Si habitualmente me gusta comenzar mis críticas hablando del aspecto musical, en esta ocasión lo considero especialmente importante. Nos encontramos ante una obra claramante limítrofe. Rhim no inventa nada nuevo, ni rompe bruscamente los moldes en busca de disonancias, pero juega mucho con los colores y las texturas de cada una de sus secciones. Predominan en todo momento los instrumentos de percusión (gongs y timbales) y viento (trompetas y oboes), mientras deja reducido espacio para la cuerda, sobre todo de tesituras graves (violonchelos y contrabajos). La disposición en la sala, utilizando tanto los palcos laterales de platea como el palco Real, intensifica el juego de densidades, obteniendo un sonido envolvente que consigue sumergirte de lleno en la escena. Como contrapunto, abusa mucho de la mesa de mezclas, desde la que reproduce ruidos y sonidos onomatopéyicos, e incorpora dos bajos eléctricos. Hasta aquí todo correcto, son muchos los músicos que han recurrido a la música electrónica para sus composiciones. Sin embargo, y es aquí donde creo que falla, es en la forma de unir todo el campo auditivo. Se apoya en dos actores dedicados a repetir palabras del texto, por un lado, y de varios cortes pregrabados de orquesta y coro (grabado en su totalidad) por otro.

# Elementos de un conjunto de datos:
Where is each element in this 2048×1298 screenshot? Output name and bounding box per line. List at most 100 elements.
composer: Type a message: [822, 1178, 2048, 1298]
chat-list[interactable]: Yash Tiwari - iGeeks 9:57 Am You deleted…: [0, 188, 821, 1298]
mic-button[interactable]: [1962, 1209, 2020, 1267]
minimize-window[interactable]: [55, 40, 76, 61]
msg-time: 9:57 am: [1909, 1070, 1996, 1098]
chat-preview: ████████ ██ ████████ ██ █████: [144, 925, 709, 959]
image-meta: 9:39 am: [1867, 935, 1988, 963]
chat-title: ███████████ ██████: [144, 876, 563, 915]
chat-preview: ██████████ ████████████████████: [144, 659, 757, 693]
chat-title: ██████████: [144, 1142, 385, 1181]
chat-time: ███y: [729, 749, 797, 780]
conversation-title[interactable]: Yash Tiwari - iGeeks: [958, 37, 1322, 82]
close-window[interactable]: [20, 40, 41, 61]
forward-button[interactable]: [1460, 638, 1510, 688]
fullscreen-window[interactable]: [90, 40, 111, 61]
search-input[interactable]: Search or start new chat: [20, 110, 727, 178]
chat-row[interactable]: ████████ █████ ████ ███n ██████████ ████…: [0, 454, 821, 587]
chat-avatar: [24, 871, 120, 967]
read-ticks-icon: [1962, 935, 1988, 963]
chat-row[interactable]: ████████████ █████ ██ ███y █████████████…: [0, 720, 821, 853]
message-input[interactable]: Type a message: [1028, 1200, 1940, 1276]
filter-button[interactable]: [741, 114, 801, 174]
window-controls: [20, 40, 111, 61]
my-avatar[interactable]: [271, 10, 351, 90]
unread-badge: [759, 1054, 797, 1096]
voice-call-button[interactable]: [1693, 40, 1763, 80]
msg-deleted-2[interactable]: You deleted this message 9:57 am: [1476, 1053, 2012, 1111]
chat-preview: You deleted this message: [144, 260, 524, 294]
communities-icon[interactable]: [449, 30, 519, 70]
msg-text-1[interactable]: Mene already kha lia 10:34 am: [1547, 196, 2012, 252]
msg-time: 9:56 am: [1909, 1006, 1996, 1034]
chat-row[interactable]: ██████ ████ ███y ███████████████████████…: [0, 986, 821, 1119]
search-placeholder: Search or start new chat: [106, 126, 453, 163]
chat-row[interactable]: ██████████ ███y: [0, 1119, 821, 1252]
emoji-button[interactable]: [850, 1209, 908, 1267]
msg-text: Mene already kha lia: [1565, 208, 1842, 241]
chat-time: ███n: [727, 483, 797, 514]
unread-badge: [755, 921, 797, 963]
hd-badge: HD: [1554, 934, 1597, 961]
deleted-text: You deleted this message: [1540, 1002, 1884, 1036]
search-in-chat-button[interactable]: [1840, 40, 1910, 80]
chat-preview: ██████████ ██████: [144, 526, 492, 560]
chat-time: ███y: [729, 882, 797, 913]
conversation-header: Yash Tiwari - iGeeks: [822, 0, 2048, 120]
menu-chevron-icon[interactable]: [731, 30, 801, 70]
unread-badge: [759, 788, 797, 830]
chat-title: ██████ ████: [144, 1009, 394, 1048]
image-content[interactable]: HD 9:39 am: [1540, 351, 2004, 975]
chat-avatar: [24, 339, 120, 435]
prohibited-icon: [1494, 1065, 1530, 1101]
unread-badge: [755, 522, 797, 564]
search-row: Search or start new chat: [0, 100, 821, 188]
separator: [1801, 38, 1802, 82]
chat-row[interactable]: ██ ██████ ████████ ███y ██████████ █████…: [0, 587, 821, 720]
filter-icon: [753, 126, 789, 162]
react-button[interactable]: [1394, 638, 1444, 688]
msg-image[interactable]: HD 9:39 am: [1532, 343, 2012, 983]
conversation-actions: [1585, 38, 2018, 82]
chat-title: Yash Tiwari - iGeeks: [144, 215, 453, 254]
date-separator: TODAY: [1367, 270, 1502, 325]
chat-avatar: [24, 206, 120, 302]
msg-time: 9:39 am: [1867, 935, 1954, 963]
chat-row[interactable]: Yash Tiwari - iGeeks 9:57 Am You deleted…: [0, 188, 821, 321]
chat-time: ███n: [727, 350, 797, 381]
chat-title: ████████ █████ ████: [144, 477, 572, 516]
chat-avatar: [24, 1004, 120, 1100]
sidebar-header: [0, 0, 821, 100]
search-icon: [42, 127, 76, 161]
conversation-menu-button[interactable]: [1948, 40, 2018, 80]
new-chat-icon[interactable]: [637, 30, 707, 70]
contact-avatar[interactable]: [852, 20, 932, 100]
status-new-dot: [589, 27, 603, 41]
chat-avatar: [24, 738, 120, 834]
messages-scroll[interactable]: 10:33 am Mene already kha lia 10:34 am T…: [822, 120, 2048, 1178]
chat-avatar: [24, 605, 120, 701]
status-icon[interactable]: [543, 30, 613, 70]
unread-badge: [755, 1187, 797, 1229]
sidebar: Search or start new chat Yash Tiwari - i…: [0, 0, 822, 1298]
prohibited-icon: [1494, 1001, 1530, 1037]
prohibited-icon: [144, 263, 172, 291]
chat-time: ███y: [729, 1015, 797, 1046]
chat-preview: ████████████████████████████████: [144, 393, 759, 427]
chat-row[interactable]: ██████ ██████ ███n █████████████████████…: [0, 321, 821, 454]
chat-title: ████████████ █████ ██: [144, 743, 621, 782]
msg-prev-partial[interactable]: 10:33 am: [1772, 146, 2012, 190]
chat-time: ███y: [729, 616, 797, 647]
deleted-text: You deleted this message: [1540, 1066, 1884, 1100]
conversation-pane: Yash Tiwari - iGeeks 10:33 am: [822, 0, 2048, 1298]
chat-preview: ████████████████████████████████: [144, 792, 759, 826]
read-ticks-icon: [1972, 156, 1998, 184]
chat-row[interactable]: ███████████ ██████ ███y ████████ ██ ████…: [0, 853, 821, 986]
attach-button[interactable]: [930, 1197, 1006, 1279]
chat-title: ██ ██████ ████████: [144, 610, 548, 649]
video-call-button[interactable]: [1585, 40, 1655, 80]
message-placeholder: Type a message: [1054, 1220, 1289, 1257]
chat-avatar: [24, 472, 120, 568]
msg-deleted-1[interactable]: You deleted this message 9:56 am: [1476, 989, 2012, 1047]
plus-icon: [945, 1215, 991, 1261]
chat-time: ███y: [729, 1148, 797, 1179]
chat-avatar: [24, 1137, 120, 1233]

# Completa lo siguiente:
1 - Responde según la crítica:
(a) ¿Qué instrumentos de percusión predominan?
(b) ¿Qué palcos se usan en la disposición en la sala?
(c) ¿Cuántos bajos eléctricos se incorporan?
2 - Indica si cada afirmación concuerda con la crítica y cita las palabras que lo deciden:
(a) La obra concede mucho espacio a la cuerda grave.
(b) Rhim rompe bruscamente los moldes en busca de disonancias.
(c) Desde la mesa de mezclas se reproducen ruidos y sonidos onomatopéyicos.

# Respuestas por tarea:
1 -
(a) Gongs y timbales.
(b) Los palcos laterales de platea y el palco Real.
(c) Dos.

2 -
(a) No: "deja reducido espacio para la cuerda, sobre todo de tesituras graves (violonchelos y contrabajos)".
(b) No: "Rhim no inventa nada nuevo, ni rompe bruscamente los moldes en busca de disonancias".
(c) Sí: "desde la que reproduce ruidos y sonidos onomatopéyicos".